▶ **Directions for this task**: Quote the data below in full, please, without altering anything.

* BEGIN Data records *

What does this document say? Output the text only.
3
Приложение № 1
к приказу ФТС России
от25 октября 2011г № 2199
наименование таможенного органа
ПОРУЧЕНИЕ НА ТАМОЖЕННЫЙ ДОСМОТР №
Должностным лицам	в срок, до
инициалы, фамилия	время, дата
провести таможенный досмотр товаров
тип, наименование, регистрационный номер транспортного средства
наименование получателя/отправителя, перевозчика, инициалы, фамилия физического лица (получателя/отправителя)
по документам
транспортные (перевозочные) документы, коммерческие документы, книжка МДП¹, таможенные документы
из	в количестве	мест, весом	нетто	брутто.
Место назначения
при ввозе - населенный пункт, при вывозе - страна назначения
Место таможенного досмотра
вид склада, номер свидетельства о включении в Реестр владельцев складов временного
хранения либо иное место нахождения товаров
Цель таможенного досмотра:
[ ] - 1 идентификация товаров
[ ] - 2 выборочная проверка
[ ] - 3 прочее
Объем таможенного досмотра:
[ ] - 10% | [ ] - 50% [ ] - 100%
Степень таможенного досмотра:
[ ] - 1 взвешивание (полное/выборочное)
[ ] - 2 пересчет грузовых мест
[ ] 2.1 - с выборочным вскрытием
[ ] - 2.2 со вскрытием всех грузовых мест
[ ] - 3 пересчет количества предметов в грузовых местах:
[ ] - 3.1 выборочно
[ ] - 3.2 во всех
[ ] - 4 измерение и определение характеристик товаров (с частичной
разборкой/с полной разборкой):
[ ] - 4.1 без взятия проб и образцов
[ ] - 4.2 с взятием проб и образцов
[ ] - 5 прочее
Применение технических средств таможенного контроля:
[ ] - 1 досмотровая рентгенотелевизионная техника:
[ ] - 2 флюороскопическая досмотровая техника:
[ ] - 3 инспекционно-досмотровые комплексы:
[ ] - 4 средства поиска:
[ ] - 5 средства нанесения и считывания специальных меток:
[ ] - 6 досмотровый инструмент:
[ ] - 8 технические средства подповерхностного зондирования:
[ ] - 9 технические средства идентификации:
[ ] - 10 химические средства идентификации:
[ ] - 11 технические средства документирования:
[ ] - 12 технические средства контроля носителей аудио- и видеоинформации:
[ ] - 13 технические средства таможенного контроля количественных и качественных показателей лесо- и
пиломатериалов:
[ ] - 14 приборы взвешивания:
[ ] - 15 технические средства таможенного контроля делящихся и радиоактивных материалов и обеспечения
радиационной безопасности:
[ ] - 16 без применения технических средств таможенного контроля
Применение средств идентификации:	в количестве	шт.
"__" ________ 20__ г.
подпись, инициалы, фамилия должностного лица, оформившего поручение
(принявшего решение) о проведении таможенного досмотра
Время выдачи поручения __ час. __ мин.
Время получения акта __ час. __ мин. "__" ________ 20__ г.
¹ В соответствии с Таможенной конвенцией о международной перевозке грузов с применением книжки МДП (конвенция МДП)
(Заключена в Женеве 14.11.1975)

* END Data records *

▶ **Expected answer**:
What does this document say? Output the text only.
3
Приложение № 1
к приказу ФТС России
от25 октября 2011г № 2199
наименование таможенного органа
ПОРУЧЕНИЕ НА ТАМОЖЕННЫЙ ДОСМОТР №
Должностным лицам	в срок, до
инициалы, фамилия	время, дата
провести таможенный досмотр товаров
тип, наименование, регистрационный номер транспортного средства
наименование получателя/отправителя, перевозчика, инициалы, фамилия физического лица (получателя/отправителя)
по документам
транспортные (перевозочные) документы, коммерческие документы, книжка МДП¹, таможенные документы
из	в количестве	мест, весом	нетто	брутто.
Место назначения
при ввозе - населенный пункт, при вывозе - страна назначения
Место таможенного досмотра
вид склада, номер свидетельства о включении в Реестр владельцев складов временного
хранения либо иное место нахождения товаров
Цель таможенного досмотра:
[ ] - 1 идентификация товаров
[ ] - 2 выборочная проверка
[ ] - 3 прочее
Объем таможенного досмотра:
[ ] - 10% | [ ] - 50% [ ] - 100%
Степень таможенного досмотра:
[ ] - 1 взвешивание (полное/выборочное)
[ ] - 2 пересчет грузовых мест
[ ] 2.1 - с выборочным вскрытием
[ ] - 2.2 со вскрытием всех грузовых мест
[ ] - 3 пересчет количества предметов в грузовых местах:
[ ] - 3.1 выборочно
[ ] - 3.2 во всех
[ ] - 4 измерение и определение характеристик товаров (с частичной
разборкой/с полной разборкой):
[ ] - 4.1 без взятия проб и образцов
[ ] - 4.2 с взятием проб и образцов
[ ] - 5 прочее
Применение технических средств таможенного контроля:
[ ] - 1 досмотровая рентгенотелевизионная техника:
[ ] - 2 флюороскопическая досмотровая техника:
[ ] - 3 инспекционно-досмотровые комплексы:
[ ] - 4 средства поиска:
[ ] - 5 средства нанесения и считывания специальных меток:
[ ] - 6 досмотровый инструмент:
[ ] - 8 технические средства подповерхностного зондирования:
[ ] - 9 технические средства идентификации:
[ ] - 10 химические средства идентификации:
[ ] - 11 технические средства документирования:
[ ] - 12 технические средства контроля носителей аудио- и видеоинформации:
[ ] - 13 технические средства таможенного контроля количественных и качественных показателей лесо- и
пиломатериалов:
[ ] - 14 приборы взвешивания:
[ ] - 15 технические средства таможенного контроля делящихся и радиоактивных материалов и обеспечения
радиационной безопасности:
[ ] - 16 без применения технических средств таможенного контроля
Применение средств идентификации:	в количестве	шт.
"__" ________ 20__ г.
подпись, инициалы, фамилия должностного лица, оформившего поручение
(принявшего решение) о проведении таможенного досмотра
Время выдачи поручения __ час. __ мин.
Время получения акта __ час. __ мин. "__" ________ 20__ г.
¹ В соответствии с Таможенной конвенцией о международной перевозке грузов с применением книжки МДП (конвенция МДП)
(Заключена в Женеве 14.11.1975)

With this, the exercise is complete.